Stated problem: List every line below containing "this".

********

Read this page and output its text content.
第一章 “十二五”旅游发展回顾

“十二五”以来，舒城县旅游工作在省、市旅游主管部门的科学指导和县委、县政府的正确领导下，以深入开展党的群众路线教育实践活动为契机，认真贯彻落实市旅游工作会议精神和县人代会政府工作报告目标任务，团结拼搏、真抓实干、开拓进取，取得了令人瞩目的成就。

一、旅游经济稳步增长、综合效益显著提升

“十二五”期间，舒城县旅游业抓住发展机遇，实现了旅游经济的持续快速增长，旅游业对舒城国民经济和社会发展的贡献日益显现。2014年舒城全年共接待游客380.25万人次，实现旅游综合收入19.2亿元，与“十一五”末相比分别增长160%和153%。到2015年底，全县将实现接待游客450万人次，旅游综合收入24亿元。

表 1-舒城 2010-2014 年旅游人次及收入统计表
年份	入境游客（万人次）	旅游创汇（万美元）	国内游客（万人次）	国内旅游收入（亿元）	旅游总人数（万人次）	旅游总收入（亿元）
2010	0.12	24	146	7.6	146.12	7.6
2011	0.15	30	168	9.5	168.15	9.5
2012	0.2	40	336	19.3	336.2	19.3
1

********

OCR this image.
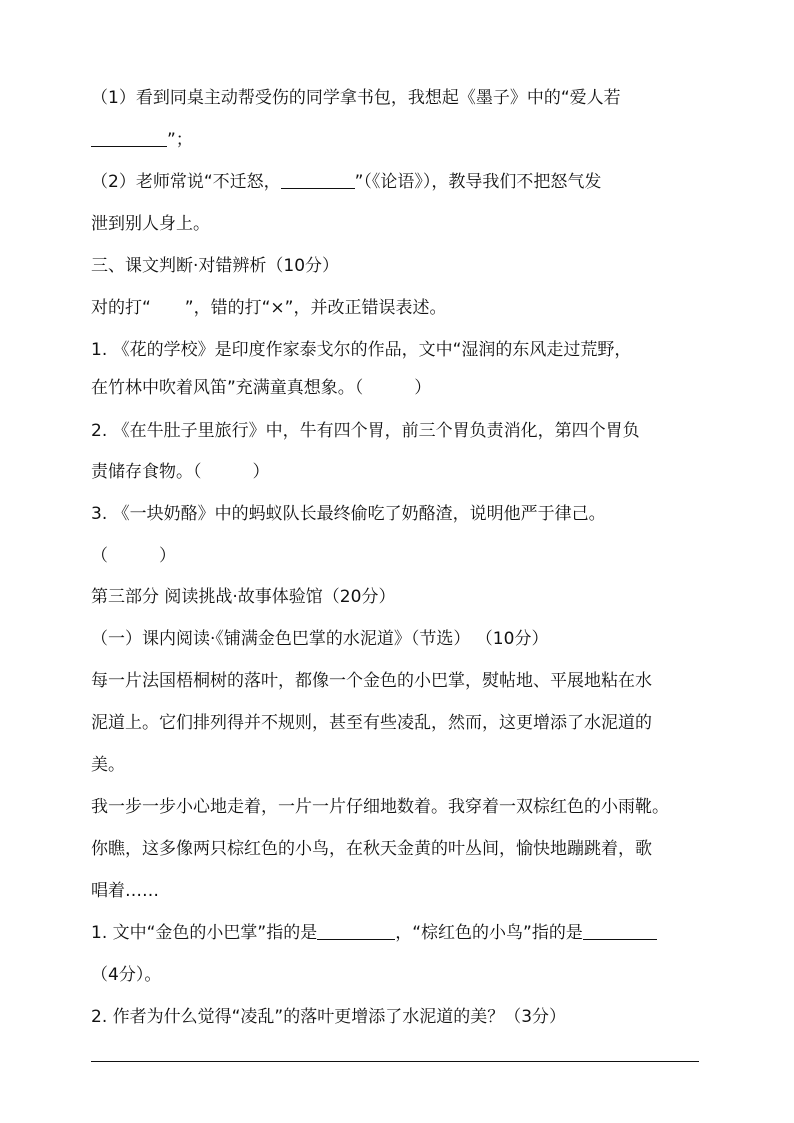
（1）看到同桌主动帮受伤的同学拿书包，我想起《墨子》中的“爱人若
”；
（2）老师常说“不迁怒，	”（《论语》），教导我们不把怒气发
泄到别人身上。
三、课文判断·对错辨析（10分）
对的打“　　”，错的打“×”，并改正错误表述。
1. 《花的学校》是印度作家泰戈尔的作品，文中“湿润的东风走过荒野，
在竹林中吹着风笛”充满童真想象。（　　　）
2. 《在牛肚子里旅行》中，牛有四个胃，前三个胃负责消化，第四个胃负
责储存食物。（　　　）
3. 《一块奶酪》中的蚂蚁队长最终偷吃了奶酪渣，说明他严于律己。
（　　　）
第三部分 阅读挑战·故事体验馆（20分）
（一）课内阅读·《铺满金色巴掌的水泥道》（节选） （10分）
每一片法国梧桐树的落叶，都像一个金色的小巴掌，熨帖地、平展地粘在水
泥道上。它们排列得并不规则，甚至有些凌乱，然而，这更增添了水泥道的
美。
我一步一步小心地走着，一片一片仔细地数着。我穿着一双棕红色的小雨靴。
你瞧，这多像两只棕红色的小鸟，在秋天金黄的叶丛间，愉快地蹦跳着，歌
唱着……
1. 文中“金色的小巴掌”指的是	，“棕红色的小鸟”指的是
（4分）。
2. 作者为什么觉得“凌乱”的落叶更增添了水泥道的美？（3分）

********

Response:
Read this page and output its text content.
OCR this image.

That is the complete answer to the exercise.